***** DATA ENTRIES *****
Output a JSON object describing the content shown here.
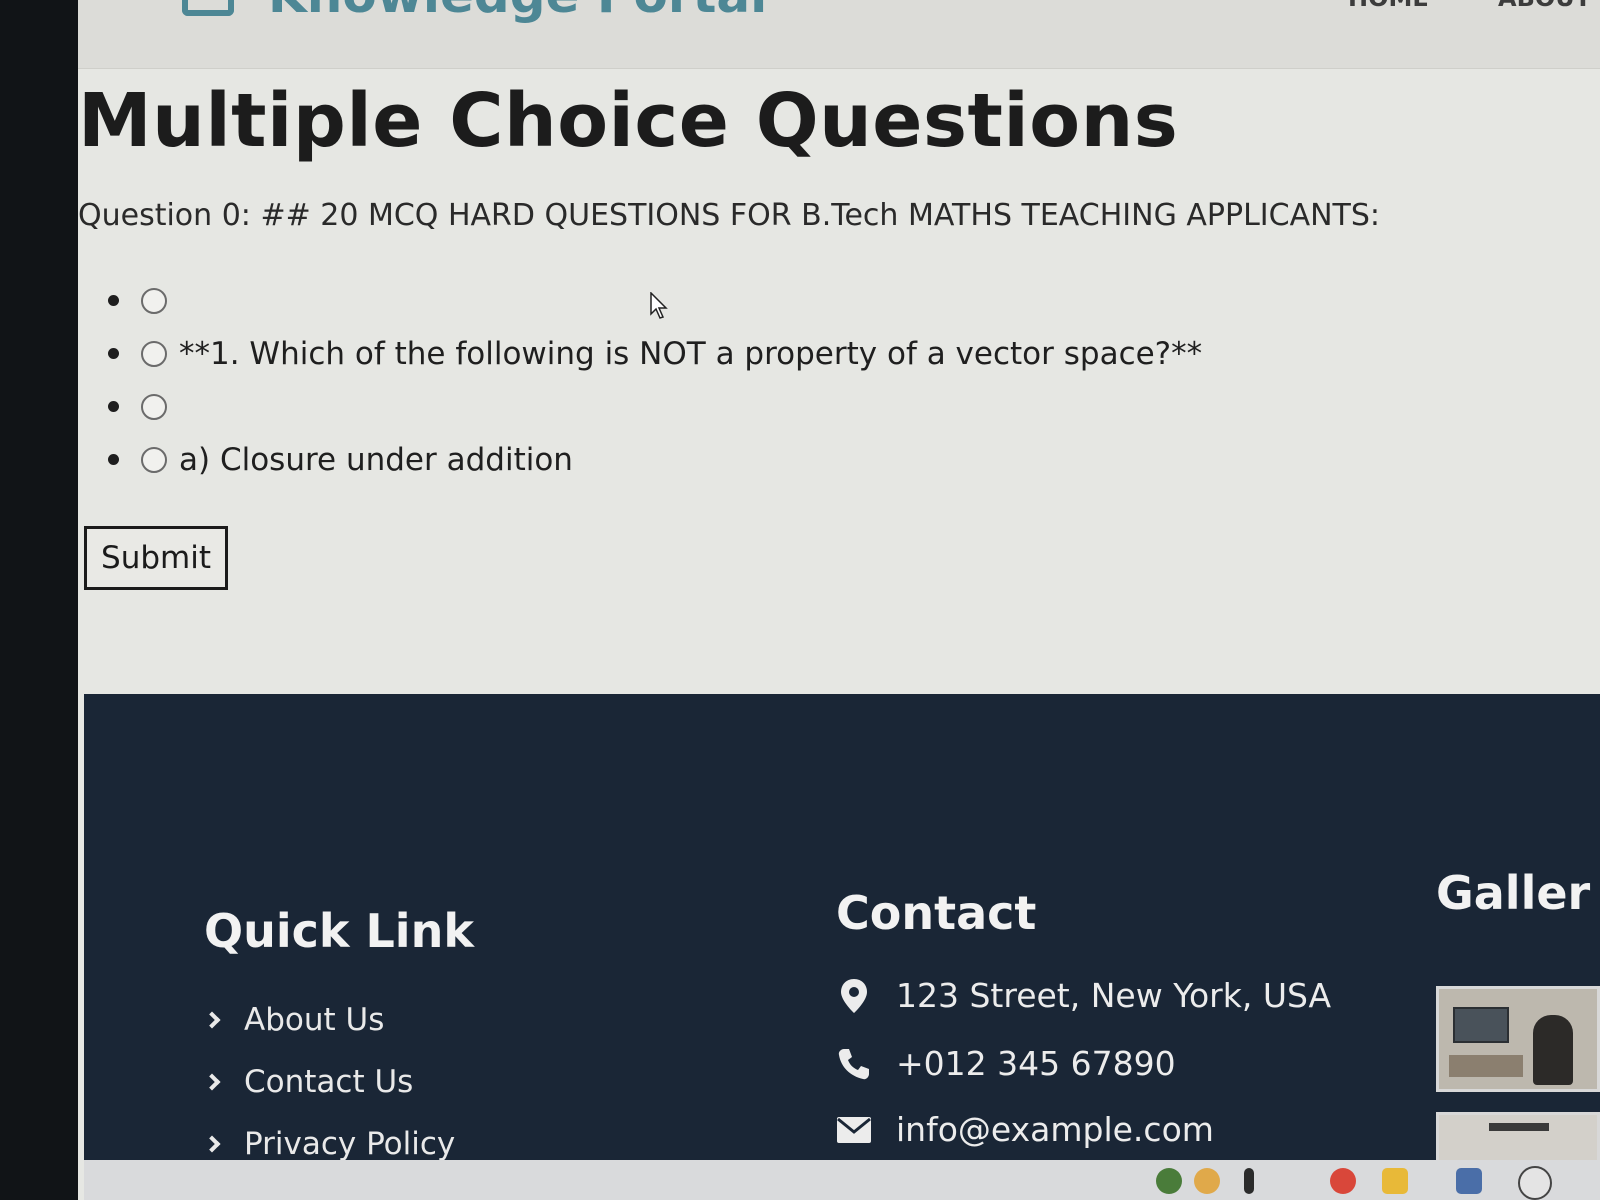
{
  "header": {
    "brand": "Knowledge Portal",
    "nav": [
      "HOME",
      "ABOUT"
    ]
  },
  "main": {
    "title": "Multiple Choice Questions",
    "question": "Question 0: ## 20 MCQ HARD QUESTIONS FOR B.Tech MATHS TEACHING APPLICANTS:",
    "options": [
      "",
      "**1. Which of the following is NOT a property of a vector space?**",
      "",
      "a) Closure under addition"
    ],
    "submit_label": "Submit"
  },
  "footer": {
    "quick_link": {
      "heading": "Quick Link",
      "items": [
        "About Us",
        "Contact Us",
        "Privacy Policy"
      ]
    },
    "contact": {
      "heading": "Contact",
      "items": [
        {
          "icon": "map-pin-icon",
          "text": "123 Street, New York, USA"
        },
        {
          "icon": "phone-icon",
          "text": "+012 345 67890"
        },
        {
          "icon": "envelope-icon",
          "text": "info@example.com"
        }
      ]
    },
    "gallery": {
      "heading": "Galler"
    }
  },
  "colors": {
    "page_background": "#e6e7e3",
    "footer_background": "#1a2636",
    "brand": "#4d8795"
  }
}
*****
[SET PROBLEM] Which lines hold the string "text"? List them all.

[RESPONSE]
          "text": "123 Street, New York, USA"
          "text": "+012 345 67890"
          "text": "info@example.com"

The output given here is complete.